**Brief**
Print the entire listing. Each line must match the original exactly.
[START Records to use]
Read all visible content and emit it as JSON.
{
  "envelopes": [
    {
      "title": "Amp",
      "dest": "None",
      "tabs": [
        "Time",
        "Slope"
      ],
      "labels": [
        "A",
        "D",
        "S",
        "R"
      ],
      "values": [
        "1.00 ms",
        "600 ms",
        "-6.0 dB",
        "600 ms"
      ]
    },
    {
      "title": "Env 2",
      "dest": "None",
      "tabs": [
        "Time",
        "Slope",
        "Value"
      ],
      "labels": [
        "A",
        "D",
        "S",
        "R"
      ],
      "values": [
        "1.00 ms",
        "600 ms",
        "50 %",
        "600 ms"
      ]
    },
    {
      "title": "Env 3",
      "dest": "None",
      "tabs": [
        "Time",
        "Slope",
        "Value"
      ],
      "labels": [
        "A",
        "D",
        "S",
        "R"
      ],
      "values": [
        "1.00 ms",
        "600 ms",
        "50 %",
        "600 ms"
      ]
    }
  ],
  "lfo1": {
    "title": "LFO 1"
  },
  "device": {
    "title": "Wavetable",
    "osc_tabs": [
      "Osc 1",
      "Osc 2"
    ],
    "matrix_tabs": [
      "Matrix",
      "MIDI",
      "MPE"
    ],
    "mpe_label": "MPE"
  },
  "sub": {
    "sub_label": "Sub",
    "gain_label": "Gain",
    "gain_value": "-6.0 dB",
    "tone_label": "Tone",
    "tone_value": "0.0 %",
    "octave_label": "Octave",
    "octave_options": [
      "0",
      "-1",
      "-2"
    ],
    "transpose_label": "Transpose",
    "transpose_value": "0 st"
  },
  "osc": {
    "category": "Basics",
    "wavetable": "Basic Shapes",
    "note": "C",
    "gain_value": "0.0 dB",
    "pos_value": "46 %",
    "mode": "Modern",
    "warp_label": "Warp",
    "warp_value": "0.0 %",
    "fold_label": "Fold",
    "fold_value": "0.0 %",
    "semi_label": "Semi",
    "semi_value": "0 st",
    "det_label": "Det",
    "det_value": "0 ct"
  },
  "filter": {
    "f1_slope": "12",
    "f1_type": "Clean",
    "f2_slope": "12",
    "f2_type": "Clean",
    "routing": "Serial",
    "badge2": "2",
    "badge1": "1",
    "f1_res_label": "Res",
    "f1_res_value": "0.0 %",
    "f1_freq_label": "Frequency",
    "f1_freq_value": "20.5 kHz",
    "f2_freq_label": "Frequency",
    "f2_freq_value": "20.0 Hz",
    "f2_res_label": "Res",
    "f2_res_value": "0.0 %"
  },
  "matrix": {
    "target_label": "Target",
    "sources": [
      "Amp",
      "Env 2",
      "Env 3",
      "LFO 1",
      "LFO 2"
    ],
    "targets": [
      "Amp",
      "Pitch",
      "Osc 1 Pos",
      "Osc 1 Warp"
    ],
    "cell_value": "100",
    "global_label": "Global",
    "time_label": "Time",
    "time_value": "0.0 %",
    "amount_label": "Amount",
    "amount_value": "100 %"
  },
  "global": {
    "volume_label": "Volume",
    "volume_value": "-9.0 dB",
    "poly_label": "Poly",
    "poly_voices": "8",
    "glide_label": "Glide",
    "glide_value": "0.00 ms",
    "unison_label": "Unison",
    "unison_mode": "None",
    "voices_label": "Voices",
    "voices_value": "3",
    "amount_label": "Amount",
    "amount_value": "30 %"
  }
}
[END Records to use]
**Task response**
Read all visible content and emit it as JSON.
{
  "envelopes": [
    {
      "title": "Amp",
      "dest": "None",
      "tabs": [
        "Time",
        "Slope"
      ],
      "labels": [
        "A",
        "D",
        "S",
        "R"
      ],
      "values": [
        "1.00 ms",
        "600 ms",
        "-6.0 dB",
        "600 ms"
      ]
    },
    {
      "title": "Env 2",
      "dest": "None",
      "tabs": [
        "Time",
        "Slope",
        "Value"
      ],
      "labels": [
        "A",
        "D",
        "S",
        "R"
      ],
      "values": [
        "1.00 ms",
        "600 ms",
        "50 %",
        "600 ms"
      ]
    },
    {
      "title": "Env 3",
      "dest": "None",
      "tabs": [
        "Time",
        "Slope",
        "Value"
      ],
      "labels": [
        "A",
        "D",
        "S",
        "R"
      ],
      "values": [
        "1.00 ms",
        "600 ms",
        "50 %",
        "600 ms"
      ]
    }
  ],
  "lfo1": {
    "title": "LFO 1"
  },
  "device": {
    "title": "Wavetable",
    "osc_tabs": [
      "Osc 1",
      "Osc 2"
    ],
    "matrix_tabs": [
      "Matrix",
      "MIDI",
      "MPE"
    ],
    "mpe_label": "MPE"
  },
  "sub": {
    "sub_label": "Sub",
    "gain_label": "Gain",
    "gain_value": "-6.0 dB",
    "tone_label": "Tone",
    "tone_value": "0.0 %",
    "octave_label": "Octave",
    "octave_options": [
      "0",
      "-1",
      "-2"
    ],
    "transpose_label": "Transpose",
    "transpose_value": "0 st"
  },
  "osc": {
    "category": "Basics",
    "wavetable": "Basic Shapes",
    "note": "C",
    "gain_value": "0.0 dB",
    "pos_value": "46 %",
    "mode": "Modern",
    "warp_label": "Warp",
    "warp_value": "0.0 %",
    "fold_label": "Fold",
    "fold_value": "0.0 %",
    "semi_label": "Semi",
    "semi_value": "0 st",
    "det_label": "Det",
    "det_value": "0 ct"
  },
  "filter": {
    "f1_slope": "12",
    "f1_type": "Clean",
    "f2_slope": "12",
    "f2_type": "Clean",
    "routing": "Serial",
    "badge2": "2",
    "badge1": "1",
    "f1_res_label": "Res",
    "f1_res_value": "0.0 %",
    "f1_freq_label": "Frequency",
    "f1_freq_value": "20.5 kHz",
    "f2_freq_label": "Frequency",
    "f2_freq_value": "20.0 Hz",
    "f2_res_label": "Res",
    "f2_res_value": "0.0 %"
  },
  "matrix": {
    "target_label": "Target",
    "sources": [
      "Amp",
      "Env 2",
      "Env 3",
      "LFO 1",
      "LFO 2"
    ],
    "targets": [
      "Amp",
      "Pitch",
      "Osc 1 Pos",
      "Osc 1 Warp"
    ],
    "cell_value": "100",
    "global_label": "Global",
    "time_label": "Time",
    "time_value": "0.0 %",
    "amount_label": "Amount",
    "amount_value": "100 %"
  },
  "global": {
    "volume_label": "Volume",
    "volume_value": "-9.0 dB",
    "poly_label": "Poly",
    "poly_voices": "8",
    "glide_label": "Glide",
    "glide_value": "0.00 ms",
    "unison_label": "Unison",
    "unison_mode": "None",
    "voices_label": "Voices",
    "voices_value": "3",
    "amount_label": "Amount",
    "amount_value": "30 %"
  }
}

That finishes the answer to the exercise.